▶ _DATA RECORDS_

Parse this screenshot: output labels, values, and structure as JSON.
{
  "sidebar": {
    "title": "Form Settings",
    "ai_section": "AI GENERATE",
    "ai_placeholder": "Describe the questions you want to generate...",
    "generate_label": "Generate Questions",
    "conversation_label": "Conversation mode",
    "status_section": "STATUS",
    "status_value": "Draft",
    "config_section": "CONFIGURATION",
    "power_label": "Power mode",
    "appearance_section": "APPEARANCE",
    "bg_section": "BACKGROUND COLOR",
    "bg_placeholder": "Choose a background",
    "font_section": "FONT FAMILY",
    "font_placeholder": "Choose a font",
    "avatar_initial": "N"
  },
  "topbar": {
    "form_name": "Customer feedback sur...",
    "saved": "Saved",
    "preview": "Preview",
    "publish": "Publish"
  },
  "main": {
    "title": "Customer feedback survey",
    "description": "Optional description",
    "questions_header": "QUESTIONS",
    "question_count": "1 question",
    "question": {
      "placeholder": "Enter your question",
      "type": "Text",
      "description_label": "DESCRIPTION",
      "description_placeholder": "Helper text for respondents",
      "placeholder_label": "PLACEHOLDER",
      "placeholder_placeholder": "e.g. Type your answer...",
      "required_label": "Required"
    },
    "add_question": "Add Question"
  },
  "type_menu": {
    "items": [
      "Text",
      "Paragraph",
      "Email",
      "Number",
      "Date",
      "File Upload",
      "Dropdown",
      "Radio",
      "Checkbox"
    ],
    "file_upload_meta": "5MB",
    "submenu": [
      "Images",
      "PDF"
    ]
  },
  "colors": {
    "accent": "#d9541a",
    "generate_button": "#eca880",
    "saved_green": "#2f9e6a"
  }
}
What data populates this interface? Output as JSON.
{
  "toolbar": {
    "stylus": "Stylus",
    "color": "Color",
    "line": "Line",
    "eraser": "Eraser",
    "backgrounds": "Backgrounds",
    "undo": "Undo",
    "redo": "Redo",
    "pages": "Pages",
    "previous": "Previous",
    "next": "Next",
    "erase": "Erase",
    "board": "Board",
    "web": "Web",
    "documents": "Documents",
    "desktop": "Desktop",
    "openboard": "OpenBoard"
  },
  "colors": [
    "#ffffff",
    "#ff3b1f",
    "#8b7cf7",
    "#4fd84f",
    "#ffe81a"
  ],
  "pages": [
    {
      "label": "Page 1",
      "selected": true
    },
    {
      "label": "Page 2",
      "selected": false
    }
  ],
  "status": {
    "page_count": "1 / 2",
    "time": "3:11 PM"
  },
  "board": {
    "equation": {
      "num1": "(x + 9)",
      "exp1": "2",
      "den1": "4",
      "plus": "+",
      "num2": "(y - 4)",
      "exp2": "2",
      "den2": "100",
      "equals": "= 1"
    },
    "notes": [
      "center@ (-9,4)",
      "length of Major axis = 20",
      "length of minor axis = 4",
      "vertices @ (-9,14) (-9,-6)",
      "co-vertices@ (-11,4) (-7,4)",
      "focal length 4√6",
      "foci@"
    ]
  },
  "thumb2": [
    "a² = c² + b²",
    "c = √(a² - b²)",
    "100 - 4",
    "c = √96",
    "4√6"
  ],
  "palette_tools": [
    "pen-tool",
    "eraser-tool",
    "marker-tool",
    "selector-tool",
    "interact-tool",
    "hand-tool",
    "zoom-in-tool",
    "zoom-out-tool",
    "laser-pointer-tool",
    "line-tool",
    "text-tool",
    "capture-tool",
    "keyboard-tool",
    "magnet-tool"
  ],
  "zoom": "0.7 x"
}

▶ _AIM_
Give all the records again. Match them exactly.

▶ _OUTPUT BELOW_
Parse this screenshot: output labels, values, and structure as JSON.
{
  "sidebar": {
    "title": "Form Settings",
    "ai_section": "AI GENERATE",
    "ai_placeholder": "Describe the questions you want to generate...",
    "generate_label": "Generate Questions",
    "conversation_label": "Conversation mode",
    "status_section": "STATUS",
    "status_value": "Draft",
    "config_section": "CONFIGURATION",
    "power_label": "Power mode",
    "appearance_section": "APPEARANCE",
    "bg_section": "BACKGROUND COLOR",
    "bg_placeholder": "Choose a background",
    "font_section": "FONT FAMILY",
    "font_placeholder": "Choose a font",
    "avatar_initial": "N"
  },
  "topbar": {
    "form_name": "Customer feedback sur...",
    "saved": "Saved",
    "preview": "Preview",
    "publish": "Publish"
  },
  "main": {
    "title": "Customer feedback survey",
    "description": "Optional description",
    "questions_header": "QUESTIONS",
    "question_count": "1 question",
    "question": {
      "placeholder": "Enter your question",
      "type": "Text",
      "description_label": "DESCRIPTION",
      "description_placeholder": "Helper text for respondents",
      "placeholder_label": "PLACEHOLDER",
      "placeholder_placeholder": "e.g. Type your answer...",
      "required_label": "Required"
    },
    "add_question": "Add Question"
  },
  "type_menu": {
    "items": [
      "Text",
      "Paragraph",
      "Email",
      "Number",
      "Date",
      "File Upload",
      "Dropdown",
      "Radio",
      "Checkbox"
    ],
    "file_upload_meta": "5MB",
    "submenu": [
      "Images",
      "PDF"
    ]
  },
  "colors": {
    "accent": "#d9541a",
    "generate_button": "#eca880",
    "saved_green": "#2f9e6a"
  }
}
What data populates this interface? Output as JSON.
{
  "toolbar": {
    "stylus": "Stylus",
    "color": "Color",
    "line": "Line",
    "eraser": "Eraser",
    "backgrounds": "Backgrounds",
    "undo": "Undo",
    "redo": "Redo",
    "pages": "Pages",
    "previous": "Previous",
    "next": "Next",
    "erase": "Erase",
    "board": "Board",
    "web": "Web",
    "documents": "Documents",
    "desktop": "Desktop",
    "openboard": "OpenBoard"
  },
  "colors": [
    "#ffffff",
    "#ff3b1f",
    "#8b7cf7",
    "#4fd84f",
    "#ffe81a"
  ],
  "pages": [
    {
      "label": "Page 1",
      "selected": true
    },
    {
      "label": "Page 2",
      "selected": false
    }
  ],
  "status": {
    "page_count": "1 / 2",
    "time": "3:11 PM"
  },
  "board": {
    "equation": {
      "num1": "(x + 9)",
      "exp1": "2",
      "den1": "4",
      "plus": "+",
      "num2": "(y - 4)",
      "exp2": "2",
      "den2": "100",
      "equals": "= 1"
    },
    "notes": [
      "center@ (-9,4)",
      "length of Major axis = 20",
      "length of minor axis = 4",
      "vertices @ (-9,14) (-9,-6)",
      "co-vertices@ (-11,4) (-7,4)",
      "focal length 4√6",
      "foci@"
    ]
  },
  "thumb2": [
    "a² = c² + b²",
    "c = √(a² - b²)",
    "100 - 4",
    "c = √96",
    "4√6"
  ],
  "palette_tools": [
    "pen-tool",
    "eraser-tool",
    "marker-tool",
    "selector-tool",
    "interact-tool",
    "hand-tool",
    "zoom-in-tool",
    "zoom-out-tool",
    "laser-pointer-tool",
    "line-tool",
    "text-tool",
    "capture-tool",
    "keyboard-tool",
    "magnet-tool"
  ],
  "zoom": "0.7 x"
}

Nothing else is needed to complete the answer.